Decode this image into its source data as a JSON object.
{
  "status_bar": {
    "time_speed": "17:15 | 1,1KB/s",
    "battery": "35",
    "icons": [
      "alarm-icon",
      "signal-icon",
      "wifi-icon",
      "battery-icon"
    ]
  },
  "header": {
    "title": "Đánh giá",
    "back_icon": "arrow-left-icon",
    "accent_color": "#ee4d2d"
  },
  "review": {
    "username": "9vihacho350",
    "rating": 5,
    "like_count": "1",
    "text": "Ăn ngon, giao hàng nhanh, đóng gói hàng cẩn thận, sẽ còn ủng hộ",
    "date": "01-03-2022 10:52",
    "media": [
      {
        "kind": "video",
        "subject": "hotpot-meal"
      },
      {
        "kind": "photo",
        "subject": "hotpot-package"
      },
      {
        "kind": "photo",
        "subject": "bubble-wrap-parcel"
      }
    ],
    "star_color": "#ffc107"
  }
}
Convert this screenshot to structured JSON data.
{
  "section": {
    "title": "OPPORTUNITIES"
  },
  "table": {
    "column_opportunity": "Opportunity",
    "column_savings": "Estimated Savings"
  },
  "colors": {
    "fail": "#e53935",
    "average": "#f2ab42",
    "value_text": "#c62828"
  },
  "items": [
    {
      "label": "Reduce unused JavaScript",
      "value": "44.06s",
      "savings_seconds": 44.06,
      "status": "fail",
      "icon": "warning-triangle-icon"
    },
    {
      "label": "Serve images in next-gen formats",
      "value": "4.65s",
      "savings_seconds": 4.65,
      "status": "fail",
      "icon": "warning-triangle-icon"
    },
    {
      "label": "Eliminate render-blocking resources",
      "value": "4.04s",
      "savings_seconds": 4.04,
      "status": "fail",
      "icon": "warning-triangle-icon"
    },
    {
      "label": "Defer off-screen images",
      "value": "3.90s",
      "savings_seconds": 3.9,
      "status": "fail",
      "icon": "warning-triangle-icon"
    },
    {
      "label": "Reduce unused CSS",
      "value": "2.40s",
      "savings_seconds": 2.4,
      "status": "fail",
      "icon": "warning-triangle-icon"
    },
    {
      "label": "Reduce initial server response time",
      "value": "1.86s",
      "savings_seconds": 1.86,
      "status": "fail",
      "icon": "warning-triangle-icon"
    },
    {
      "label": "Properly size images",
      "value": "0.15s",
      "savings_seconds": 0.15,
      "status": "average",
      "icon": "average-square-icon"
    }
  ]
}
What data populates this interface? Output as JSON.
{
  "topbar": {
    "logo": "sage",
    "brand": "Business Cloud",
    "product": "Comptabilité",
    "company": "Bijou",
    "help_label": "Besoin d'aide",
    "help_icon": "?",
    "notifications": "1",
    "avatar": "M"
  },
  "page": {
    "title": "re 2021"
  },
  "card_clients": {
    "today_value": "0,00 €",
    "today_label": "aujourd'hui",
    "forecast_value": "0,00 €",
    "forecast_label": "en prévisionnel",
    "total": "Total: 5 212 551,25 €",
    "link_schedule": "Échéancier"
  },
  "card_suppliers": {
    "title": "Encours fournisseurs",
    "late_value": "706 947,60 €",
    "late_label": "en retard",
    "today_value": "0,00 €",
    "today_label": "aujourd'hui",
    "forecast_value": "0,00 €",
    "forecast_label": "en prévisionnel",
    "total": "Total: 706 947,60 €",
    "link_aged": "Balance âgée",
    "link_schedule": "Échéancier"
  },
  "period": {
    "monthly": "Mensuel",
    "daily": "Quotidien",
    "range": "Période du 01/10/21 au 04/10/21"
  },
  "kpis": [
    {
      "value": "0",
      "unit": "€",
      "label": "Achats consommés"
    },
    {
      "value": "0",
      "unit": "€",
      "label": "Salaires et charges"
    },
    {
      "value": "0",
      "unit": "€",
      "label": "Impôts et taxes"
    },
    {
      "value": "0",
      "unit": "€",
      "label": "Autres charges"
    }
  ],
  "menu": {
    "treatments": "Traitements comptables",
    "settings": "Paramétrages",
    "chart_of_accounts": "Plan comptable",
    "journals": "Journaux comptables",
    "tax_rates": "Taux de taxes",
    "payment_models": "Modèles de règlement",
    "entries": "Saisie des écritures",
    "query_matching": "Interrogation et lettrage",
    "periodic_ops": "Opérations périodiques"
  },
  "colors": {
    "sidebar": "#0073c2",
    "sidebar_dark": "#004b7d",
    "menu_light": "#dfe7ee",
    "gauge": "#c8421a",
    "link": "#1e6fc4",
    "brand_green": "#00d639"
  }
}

What to work on
In the listing above, find the lines holding the word "unused" and copy them.

Exercise answer
      "label": "Reduce unused JavaScript",
      "label": "Reduce unused CSS",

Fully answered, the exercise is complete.